## Aim of the exercise
Output, please, every line from the line that holds "Read this page and output its text content." to the end, exactly as written.

## Data records
-*-
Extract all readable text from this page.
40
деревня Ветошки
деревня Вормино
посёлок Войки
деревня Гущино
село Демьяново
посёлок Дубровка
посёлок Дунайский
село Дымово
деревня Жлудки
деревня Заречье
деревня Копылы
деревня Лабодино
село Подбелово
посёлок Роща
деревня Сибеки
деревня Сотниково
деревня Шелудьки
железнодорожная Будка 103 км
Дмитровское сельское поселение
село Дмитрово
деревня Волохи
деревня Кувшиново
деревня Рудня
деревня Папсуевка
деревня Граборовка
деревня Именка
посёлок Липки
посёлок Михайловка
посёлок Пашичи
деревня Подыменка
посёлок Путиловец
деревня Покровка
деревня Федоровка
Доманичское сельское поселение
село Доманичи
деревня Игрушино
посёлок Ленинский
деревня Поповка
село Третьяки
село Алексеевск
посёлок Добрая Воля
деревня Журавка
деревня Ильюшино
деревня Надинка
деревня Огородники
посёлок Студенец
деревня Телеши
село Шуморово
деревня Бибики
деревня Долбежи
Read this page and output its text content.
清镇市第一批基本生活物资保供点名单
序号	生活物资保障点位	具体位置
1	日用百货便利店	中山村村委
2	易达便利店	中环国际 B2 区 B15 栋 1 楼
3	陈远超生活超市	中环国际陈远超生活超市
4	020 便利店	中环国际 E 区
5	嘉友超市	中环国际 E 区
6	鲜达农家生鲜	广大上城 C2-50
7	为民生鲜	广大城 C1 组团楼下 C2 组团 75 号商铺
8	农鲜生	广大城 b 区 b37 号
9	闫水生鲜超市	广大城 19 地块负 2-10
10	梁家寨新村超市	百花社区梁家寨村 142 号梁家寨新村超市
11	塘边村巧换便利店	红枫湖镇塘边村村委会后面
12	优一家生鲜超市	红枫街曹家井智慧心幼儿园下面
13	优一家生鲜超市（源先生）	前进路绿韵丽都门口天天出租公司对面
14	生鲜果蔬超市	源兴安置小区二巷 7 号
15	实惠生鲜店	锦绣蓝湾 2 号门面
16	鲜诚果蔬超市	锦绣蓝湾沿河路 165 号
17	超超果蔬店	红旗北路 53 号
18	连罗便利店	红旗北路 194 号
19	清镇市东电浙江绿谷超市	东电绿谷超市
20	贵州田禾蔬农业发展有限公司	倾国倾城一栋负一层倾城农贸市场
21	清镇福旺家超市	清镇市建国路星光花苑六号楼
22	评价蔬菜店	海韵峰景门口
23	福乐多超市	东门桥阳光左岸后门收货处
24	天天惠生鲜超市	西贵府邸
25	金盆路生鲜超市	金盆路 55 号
-*-
## Complete output
Read this page and output its text content.
清镇市第一批基本生活物资保供点名单
序号	生活物资保障点位	具体位置
1	日用百货便利店	中山村村委
2	易达便利店	中环国际 B2 区 B15 栋 1 楼
3	陈远超生活超市	中环国际陈远超生活超市
4	020 便利店	中环国际 E 区
5	嘉友超市	中环国际 E 区
6	鲜达农家生鲜	广大上城 C2-50
7	为民生鲜	广大城 C1 组团楼下 C2 组团 75 号商铺
8	农鲜生	广大城 b 区 b37 号
9	闫水生鲜超市	广大城 19 地块负 2-10
10	梁家寨新村超市	百花社区梁家寨村 142 号梁家寨新村超市
11	塘边村巧换便利店	红枫湖镇塘边村村委会后面
12	优一家生鲜超市	红枫街曹家井智慧心幼儿园下面
13	优一家生鲜超市（源先生）	前进路绿韵丽都门口天天出租公司对面
14	生鲜果蔬超市	源兴安置小区二巷 7 号
15	实惠生鲜店	锦绣蓝湾 2 号门面
16	鲜诚果蔬超市	锦绣蓝湾沿河路 165 号
17	超超果蔬店	红旗北路 53 号
18	连罗便利店	红旗北路 194 号
19	清镇市东电浙江绿谷超市	东电绿谷超市
20	贵州田禾蔬农业发展有限公司	倾国倾城一栋负一层倾城农贸市场
21	清镇福旺家超市	清镇市建国路星光花苑六号楼
22	评价蔬菜店	海韵峰景门口
23	福乐多超市	东门桥阳光左岸后门收货处
24	天天惠生鲜超市	西贵府邸
25	金盆路生鲜超市	金盆路 55 号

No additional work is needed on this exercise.